### Brief
Retype every line of the listing below word for word, omitting the pictures from your answer.

### Element and region listings
------------------------------------

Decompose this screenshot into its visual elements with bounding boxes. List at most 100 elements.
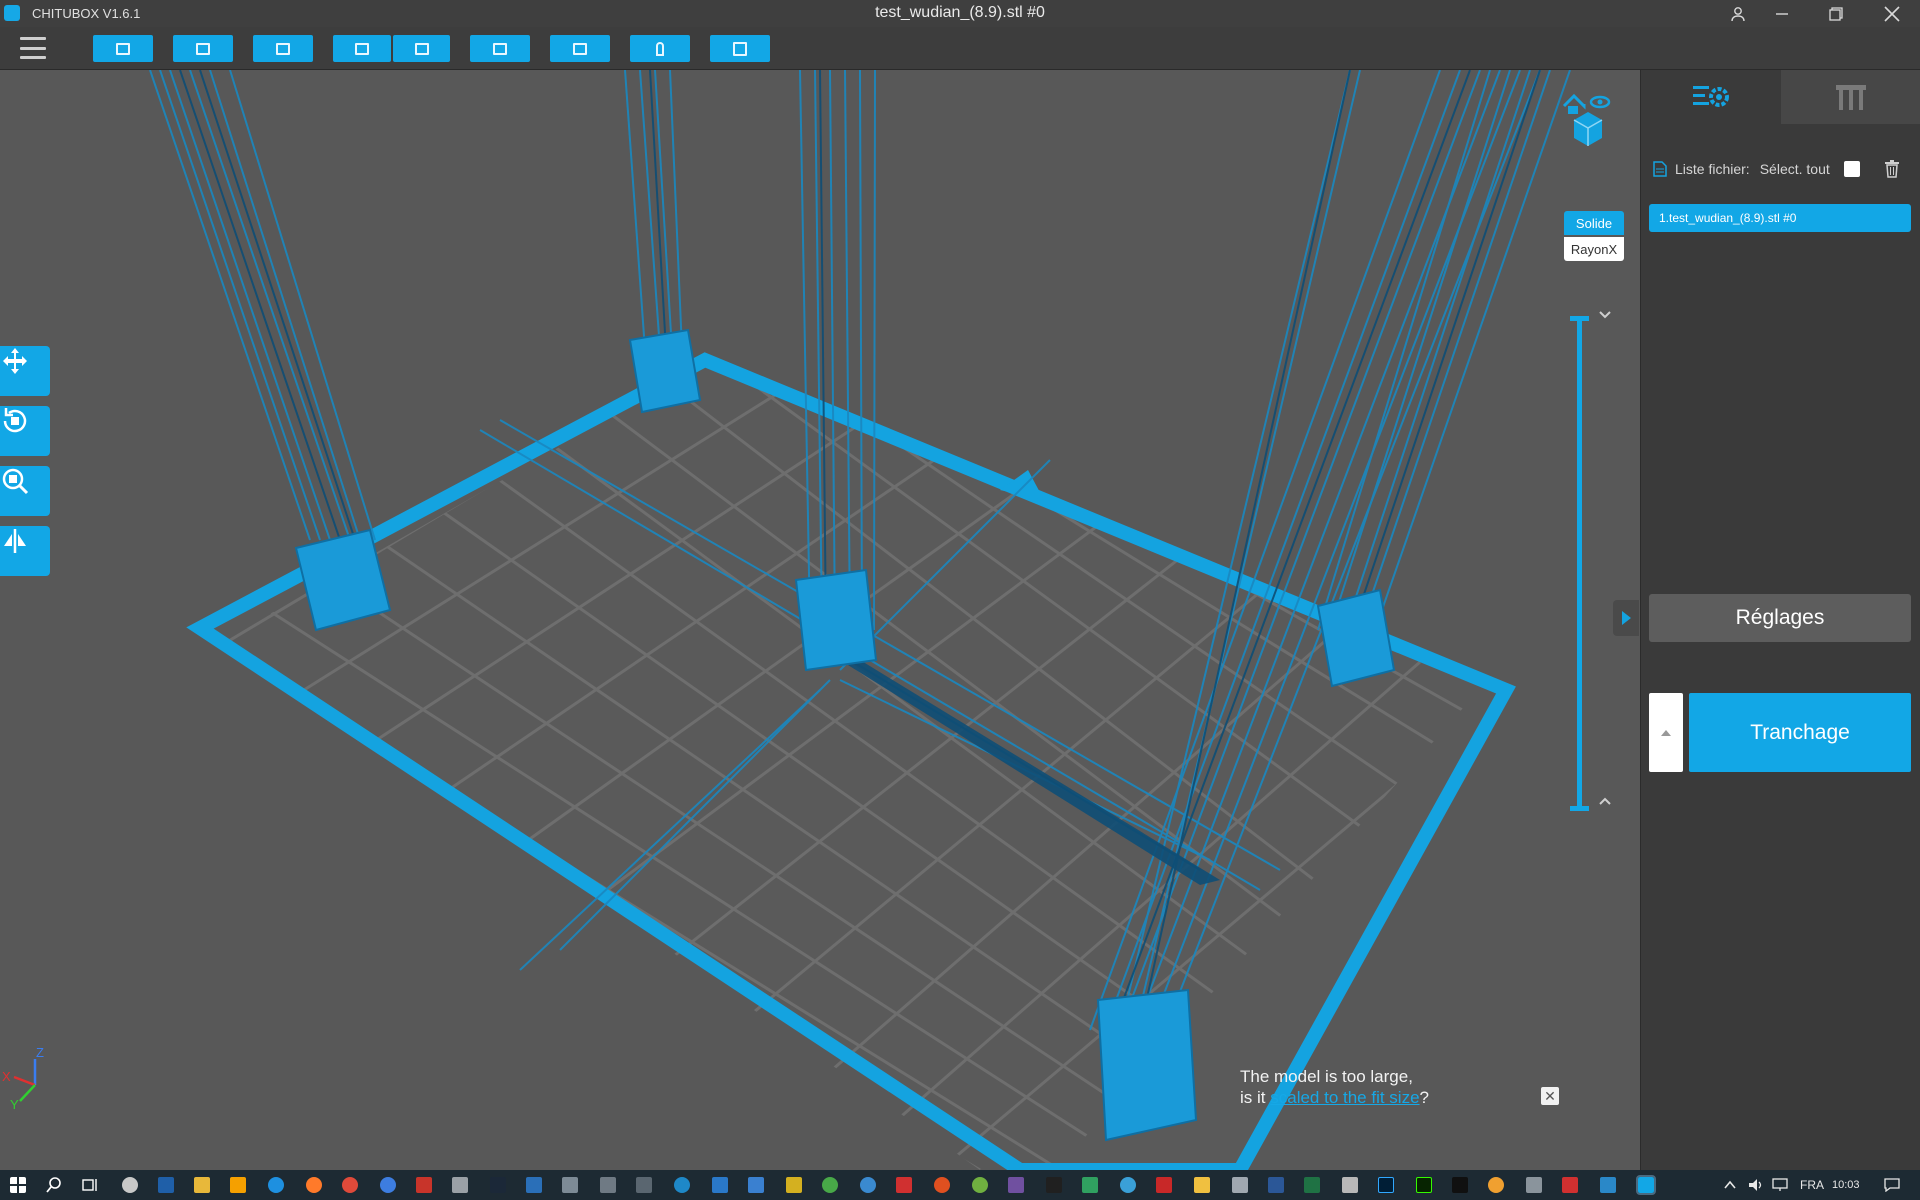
tray-chevron-up-icon[interactable] [1724, 1180, 1736, 1190]
slice-button[interactable]: Tranchage [1689, 693, 1911, 772]
word-icon[interactable] [1268, 1177, 1284, 1193]
clock-time[interactable]: 10:03 [1832, 1179, 1860, 1191]
app-red-icon[interactable] [416, 1177, 432, 1193]
axis-indicator: Z X Y [2, 1045, 44, 1109]
3d-viewport[interactable]: Solide RayonX Z X Y [0, 70, 1640, 1170]
move-tool-button[interactable] [0, 346, 50, 396]
file-list-item[interactable]: 1.test_wudian_(8.9).stl #0 [1649, 204, 1911, 232]
app-green-icon[interactable] [822, 1177, 838, 1193]
app-orange2-icon[interactable] [1488, 1177, 1504, 1193]
app-grey3-icon[interactable] [636, 1177, 652, 1193]
filezilla-icon[interactable] [1562, 1177, 1578, 1193]
scale-icon [2, 468, 29, 495]
open-file-button[interactable] [93, 35, 153, 62]
powershell-icon[interactable] [158, 1177, 174, 1193]
app-red2-icon[interactable] [896, 1177, 912, 1193]
app-phone-icon[interactable] [1452, 1177, 1468, 1193]
app-red3-icon[interactable] [1156, 1177, 1172, 1193]
photoshop-icon[interactable] [1378, 1177, 1394, 1193]
app-grey-icon[interactable] [562, 1177, 578, 1193]
restore-icon[interactable] [1814, 0, 1858, 27]
app-dark-icon[interactable] [1046, 1177, 1062, 1193]
app-name: CHITUBOX V1.6.1 [32, 6, 141, 21]
support-button[interactable] [630, 35, 690, 62]
excel-icon[interactable] [1304, 1177, 1320, 1193]
panel-expand-button[interactable] [1613, 600, 1639, 636]
hollow-button[interactable] [710, 35, 770, 62]
task-view-icon[interactable] [82, 1177, 98, 1193]
account-icon[interactable] [1716, 0, 1760, 27]
select-button[interactable] [253, 35, 313, 62]
axis-x-label: X [2, 1069, 11, 1084]
undo-button[interactable] [333, 35, 391, 62]
notice-close-icon[interactable]: ✕ [1541, 1087, 1559, 1105]
app-blue5-icon[interactable] [1120, 1177, 1136, 1193]
tab-model-settings[interactable] [1641, 70, 1781, 124]
volume-icon[interactable] [1748, 1178, 1764, 1192]
file-list-header: Liste fichier: Sélect. tout [1653, 158, 1913, 180]
settings-button[interactable]: Réglages [1649, 594, 1911, 642]
steam-icon[interactable] [490, 1177, 506, 1193]
notice-line-2: is it scaled to the fit size? [1240, 1087, 1429, 1108]
notifications-icon[interactable] [1884, 1178, 1900, 1192]
app-green3-icon[interactable] [1082, 1177, 1098, 1193]
sticky-app-icon[interactable] [230, 1177, 246, 1193]
app-grey4-icon[interactable] [1232, 1177, 1248, 1193]
scale-tool-button[interactable] [0, 466, 50, 516]
save-file-button[interactable] [173, 35, 233, 62]
app-blue4-icon[interactable] [860, 1177, 876, 1193]
app-grey5-icon[interactable] [1526, 1177, 1542, 1193]
caret-up-icon [1661, 729, 1671, 736]
app-globe-icon[interactable] [674, 1177, 690, 1193]
app-green2-icon[interactable] [972, 1177, 988, 1193]
layer-slider-track[interactable] [1577, 318, 1582, 808]
app-orange-icon[interactable] [934, 1177, 950, 1193]
scale-to-fit-link[interactable]: scaled to the fit size [1270, 1088, 1419, 1107]
pdf-icon[interactable] [1342, 1177, 1358, 1193]
move-icon [3, 348, 27, 374]
close-icon[interactable] [1870, 0, 1914, 27]
chrome-icon[interactable] [342, 1177, 358, 1193]
file-explorer-icon[interactable] [194, 1177, 210, 1193]
firefox-icon[interactable] [306, 1177, 322, 1193]
trash-icon[interactable] [1884, 160, 1900, 178]
language-indicator[interactable]: FRA [1800, 1178, 1824, 1192]
slice-options-button[interactable] [1649, 693, 1683, 772]
internet-explorer-icon[interactable] [268, 1177, 284, 1193]
app-purple-icon[interactable] [1008, 1177, 1024, 1193]
chitubox-taskbar-icon[interactable] [1636, 1175, 1656, 1195]
app-yellow2-icon[interactable] [1194, 1177, 1210, 1193]
app-blue6-icon[interactable] [1600, 1177, 1616, 1193]
rotate-tool-button[interactable] [0, 406, 50, 456]
app-yellow-icon[interactable] [786, 1177, 802, 1193]
app-cube-icon[interactable] [452, 1177, 468, 1193]
select-all-checkbox[interactable] [1843, 161, 1860, 177]
title-bar: CHITUBOX V1.6.1 test_wudian_(8.9).stl #0 [0, 0, 1920, 27]
app-grey2-icon[interactable] [600, 1177, 616, 1193]
file-info-button[interactable] [470, 35, 530, 62]
tab-supports[interactable] [1781, 70, 1920, 124]
model-too-large-notice: The model is too large, is it scaled to … [1240, 1066, 1429, 1108]
network-icon[interactable] [1772, 1178, 1788, 1192]
app-blue2-icon[interactable] [712, 1177, 728, 1193]
app-blue-icon[interactable] [526, 1177, 542, 1193]
hamburger-menu-icon[interactable] [20, 37, 46, 59]
save-icon [196, 42, 210, 55]
solid-view-button[interactable]: Solide [1564, 211, 1624, 235]
settings-gear-icon[interactable] [122, 1177, 138, 1193]
mirror-tool-button[interactable] [0, 526, 50, 576]
layer-slider-bottom-handle[interactable] [1570, 806, 1589, 811]
browser-app-icon[interactable] [380, 1177, 396, 1193]
notice-prefix: is it [1240, 1088, 1271, 1107]
minimize-icon[interactable] [1760, 0, 1804, 27]
dreamweaver-icon[interactable] [1416, 1177, 1432, 1193]
supports-icon [1836, 85, 1866, 110]
xray-view-button[interactable]: RayonX [1564, 237, 1624, 261]
arrange-button[interactable] [550, 35, 610, 62]
chevron-right-icon [1622, 611, 1631, 625]
windows-start-icon[interactable] [10, 1177, 26, 1193]
redo-button[interactable] [393, 35, 450, 62]
search-icon[interactable] [46, 1177, 62, 1193]
view-cube-icon[interactable] [1560, 88, 1616, 158]
app-blue3-icon[interactable] [748, 1177, 764, 1193]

------------------------------------

### Result below
Decompose this screenshot into its visual elements with bounding boxes. List at most 100 elements.
tray-chevron-up-icon[interactable] [1724, 1180, 1736, 1190]
slice-button[interactable]: Tranchage [1689, 693, 1911, 772]
word-icon[interactable] [1268, 1177, 1284, 1193]
clock-time[interactable]: 10:03 [1832, 1179, 1860, 1191]
app-red-icon[interactable] [416, 1177, 432, 1193]
axis-indicator: Z X Y [2, 1045, 44, 1109]
3d-viewport[interactable]: Solide RayonX Z X Y [0, 70, 1640, 1170]
move-tool-button[interactable] [0, 346, 50, 396]
file-list-item[interactable]: 1.test_wudian_(8.9).stl #0 [1649, 204, 1911, 232]
app-green-icon[interactable] [822, 1177, 838, 1193]
app-orange2-icon[interactable] [1488, 1177, 1504, 1193]
app-grey3-icon[interactable] [636, 1177, 652, 1193]
filezilla-icon[interactable] [1562, 1177, 1578, 1193]
scale-icon [2, 468, 29, 495]
open-file-button[interactable] [93, 35, 153, 62]
powershell-icon[interactable] [158, 1177, 174, 1193]
app-red2-icon[interactable] [896, 1177, 912, 1193]
app-phone-icon[interactable] [1452, 1177, 1468, 1193]
app-red3-icon[interactable] [1156, 1177, 1172, 1193]
photoshop-icon[interactable] [1378, 1177, 1394, 1193]
app-grey-icon[interactable] [562, 1177, 578, 1193]
restore-icon[interactable] [1814, 0, 1858, 27]
app-dark-icon[interactable] [1046, 1177, 1062, 1193]
app-name: CHITUBOX V1.6.1 [32, 6, 141, 21]
support-button[interactable] [630, 35, 690, 62]
excel-icon[interactable] [1304, 1177, 1320, 1193]
panel-expand-button[interactable] [1613, 600, 1639, 636]
hollow-button[interactable] [710, 35, 770, 62]
task-view-icon[interactable] [82, 1177, 98, 1193]
account-icon[interactable] [1716, 0, 1760, 27]
select-button[interactable] [253, 35, 313, 62]
axis-x-label: X [2, 1069, 11, 1084]
undo-button[interactable] [333, 35, 391, 62]
notice-close-icon[interactable]: ✕ [1541, 1087, 1559, 1105]
app-blue5-icon[interactable] [1120, 1177, 1136, 1193]
tab-model-settings[interactable] [1641, 70, 1781, 124]
volume-icon[interactable] [1748, 1178, 1764, 1192]
file-list-header: Liste fichier: Sélect. tout [1653, 158, 1913, 180]
settings-button[interactable]: Réglages [1649, 594, 1911, 642]
steam-icon[interactable] [490, 1177, 506, 1193]
notice-line-2: is it scaled to the fit size? [1240, 1087, 1429, 1108]
notifications-icon[interactable] [1884, 1178, 1900, 1192]
app-green3-icon[interactable] [1082, 1177, 1098, 1193]
sticky-app-icon[interactable] [230, 1177, 246, 1193]
app-grey4-icon[interactable] [1232, 1177, 1248, 1193]
scale-tool-button[interactable] [0, 466, 50, 516]
save-file-button[interactable] [173, 35, 233, 62]
app-blue4-icon[interactable] [860, 1177, 876, 1193]
app-grey5-icon[interactable] [1526, 1177, 1542, 1193]
caret-up-icon [1661, 729, 1671, 736]
app-globe-icon[interactable] [674, 1177, 690, 1193]
app-green2-icon[interactable] [972, 1177, 988, 1193]
layer-slider-track[interactable] [1577, 318, 1582, 808]
app-orange-icon[interactable] [934, 1177, 950, 1193]
scale-to-fit-link[interactable]: scaled to the fit size [1270, 1088, 1419, 1107]
pdf-icon[interactable] [1342, 1177, 1358, 1193]
move-icon [3, 348, 27, 374]
close-icon[interactable] [1870, 0, 1914, 27]
chrome-icon[interactable] [342, 1177, 358, 1193]
file-explorer-icon[interactable] [194, 1177, 210, 1193]
firefox-icon[interactable] [306, 1177, 322, 1193]
trash-icon[interactable] [1884, 160, 1900, 178]
language-indicator[interactable]: FRA [1800, 1178, 1824, 1192]
slice-options-button[interactable] [1649, 693, 1683, 772]
internet-explorer-icon[interactable] [268, 1177, 284, 1193]
app-purple-icon[interactable] [1008, 1177, 1024, 1193]
chitubox-taskbar-icon[interactable] [1636, 1175, 1656, 1195]
app-yellow2-icon[interactable] [1194, 1177, 1210, 1193]
app-blue6-icon[interactable] [1600, 1177, 1616, 1193]
rotate-tool-button[interactable] [0, 406, 50, 456]
app-yellow-icon[interactable] [786, 1177, 802, 1193]
app-cube-icon[interactable] [452, 1177, 468, 1193]
select-all-checkbox[interactable] [1843, 161, 1860, 177]
title-bar: CHITUBOX V1.6.1 test_wudian_(8.9).stl #0 [0, 0, 1920, 27]
app-grey2-icon[interactable] [600, 1177, 616, 1193]
file-info-button[interactable] [470, 35, 530, 62]
tab-supports[interactable] [1781, 70, 1920, 124]
model-too-large-notice: The model is too large, is it scaled to … [1240, 1066, 1429, 1108]
network-icon[interactable] [1772, 1178, 1788, 1192]
app-blue2-icon[interactable] [712, 1177, 728, 1193]
app-blue-icon[interactable] [526, 1177, 542, 1193]
hamburger-menu-icon[interactable] [20, 37, 46, 59]
save-icon [196, 42, 210, 55]
solid-view-button[interactable]: Solide [1564, 211, 1624, 235]
settings-gear-icon[interactable] [122, 1177, 138, 1193]
mirror-tool-button[interactable] [0, 526, 50, 576]
layer-slider-bottom-handle[interactable] [1570, 806, 1589, 811]
browser-app-icon[interactable] [380, 1177, 396, 1193]
notice-prefix: is it [1240, 1088, 1271, 1107]
minimize-icon[interactable] [1760, 0, 1804, 27]
dreamweaver-icon[interactable] [1416, 1177, 1432, 1193]
supports-icon [1836, 85, 1866, 110]
xray-view-button[interactable]: RayonX [1564, 237, 1624, 261]
arrange-button[interactable] [550, 35, 610, 62]
chevron-right-icon [1622, 611, 1631, 625]
windows-start-icon[interactable] [10, 1177, 26, 1193]
redo-button[interactable] [393, 35, 450, 62]
search-icon[interactable] [46, 1177, 62, 1193]
view-cube-icon[interactable] [1560, 88, 1616, 158]
app-blue3-icon[interactable] [748, 1177, 764, 1193]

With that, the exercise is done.